Copy out every line of the data exactly.

________________________________________

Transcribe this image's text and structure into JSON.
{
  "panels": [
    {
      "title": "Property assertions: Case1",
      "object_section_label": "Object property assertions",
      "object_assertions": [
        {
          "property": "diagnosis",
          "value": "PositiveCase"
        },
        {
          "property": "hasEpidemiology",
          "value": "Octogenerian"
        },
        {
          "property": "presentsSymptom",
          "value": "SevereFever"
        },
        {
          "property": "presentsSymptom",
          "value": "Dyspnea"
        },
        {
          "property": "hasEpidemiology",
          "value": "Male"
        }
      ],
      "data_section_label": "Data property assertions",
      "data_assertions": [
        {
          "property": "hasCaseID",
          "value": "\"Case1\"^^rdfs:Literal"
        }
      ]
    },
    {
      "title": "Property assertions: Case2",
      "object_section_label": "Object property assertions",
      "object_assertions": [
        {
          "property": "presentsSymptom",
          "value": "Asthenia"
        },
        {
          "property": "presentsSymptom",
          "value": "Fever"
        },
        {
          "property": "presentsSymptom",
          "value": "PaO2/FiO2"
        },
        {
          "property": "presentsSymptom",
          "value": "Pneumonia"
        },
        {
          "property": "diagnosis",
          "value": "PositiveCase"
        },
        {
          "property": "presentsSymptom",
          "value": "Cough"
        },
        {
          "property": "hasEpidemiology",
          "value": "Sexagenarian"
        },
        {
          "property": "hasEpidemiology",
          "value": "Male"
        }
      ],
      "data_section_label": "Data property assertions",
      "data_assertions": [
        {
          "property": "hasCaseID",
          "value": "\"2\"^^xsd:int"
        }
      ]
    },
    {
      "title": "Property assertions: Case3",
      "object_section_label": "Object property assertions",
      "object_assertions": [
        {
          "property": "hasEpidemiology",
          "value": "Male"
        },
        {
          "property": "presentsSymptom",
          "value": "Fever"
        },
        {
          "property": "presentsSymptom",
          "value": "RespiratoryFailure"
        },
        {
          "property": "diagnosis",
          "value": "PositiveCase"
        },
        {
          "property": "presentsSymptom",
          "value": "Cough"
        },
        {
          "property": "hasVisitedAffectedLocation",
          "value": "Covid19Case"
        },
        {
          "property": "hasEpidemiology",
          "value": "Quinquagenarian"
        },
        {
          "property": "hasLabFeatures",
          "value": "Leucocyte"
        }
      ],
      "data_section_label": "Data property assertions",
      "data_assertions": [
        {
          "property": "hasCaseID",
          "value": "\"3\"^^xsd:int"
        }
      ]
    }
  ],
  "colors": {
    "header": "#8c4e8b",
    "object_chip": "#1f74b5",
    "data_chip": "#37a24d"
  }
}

________________________________________

» EXERCISE OUTPUT
Transcribe this image's text and structure into JSON.
{
  "panels": [
    {
      "title": "Property assertions: Case1",
      "object_section_label": "Object property assertions",
      "object_assertions": [
        {
          "property": "diagnosis",
          "value": "PositiveCase"
        },
        {
          "property": "hasEpidemiology",
          "value": "Octogenerian"
        },
        {
          "property": "presentsSymptom",
          "value": "SevereFever"
        },
        {
          "property": "presentsSymptom",
          "value": "Dyspnea"
        },
        {
          "property": "hasEpidemiology",
          "value": "Male"
        }
      ],
      "data_section_label": "Data property assertions",
      "data_assertions": [
        {
          "property": "hasCaseID",
          "value": "\"Case1\"^^rdfs:Literal"
        }
      ]
    },
    {
      "title": "Property assertions: Case2",
      "object_section_label": "Object property assertions",
      "object_assertions": [
        {
          "property": "presentsSymptom",
          "value": "Asthenia"
        },
        {
          "property": "presentsSymptom",
          "value": "Fever"
        },
        {
          "property": "presentsSymptom",
          "value": "PaO2/FiO2"
        },
        {
          "property": "presentsSymptom",
          "value": "Pneumonia"
        },
        {
          "property": "diagnosis",
          "value": "PositiveCase"
        },
        {
          "property": "presentsSymptom",
          "value": "Cough"
        },
        {
          "property": "hasEpidemiology",
          "value": "Sexagenarian"
        },
        {
          "property": "hasEpidemiology",
          "value": "Male"
        }
      ],
      "data_section_label": "Data property assertions",
      "data_assertions": [
        {
          "property": "hasCaseID",
          "value": "\"2\"^^xsd:int"
        }
      ]
    },
    {
      "title": "Property assertions: Case3",
      "object_section_label": "Object property assertions",
      "object_assertions": [
        {
          "property": "hasEpidemiology",
          "value": "Male"
        },
        {
          "property": "presentsSymptom",
          "value": "Fever"
        },
        {
          "property": "presentsSymptom",
          "value": "RespiratoryFailure"
        },
        {
          "property": "diagnosis",
          "value": "PositiveCase"
        },
        {
          "property": "presentsSymptom",
          "value": "Cough"
        },
        {
          "property": "hasVisitedAffectedLocation",
          "value": "Covid19Case"
        },
        {
          "property": "hasEpidemiology",
          "value": "Quinquagenarian"
        },
        {
          "property": "hasLabFeatures",
          "value": "Leucocyte"
        }
      ],
      "data_section_label": "Data property assertions",
      "data_assertions": [
        {
          "property": "hasCaseID",
          "value": "\"3\"^^xsd:int"
        }
      ]
    }
  ],
  "colors": {
    "header": "#8c4e8b",
    "object_chip": "#1f74b5",
    "data_chip": "#37a24d"
  }
}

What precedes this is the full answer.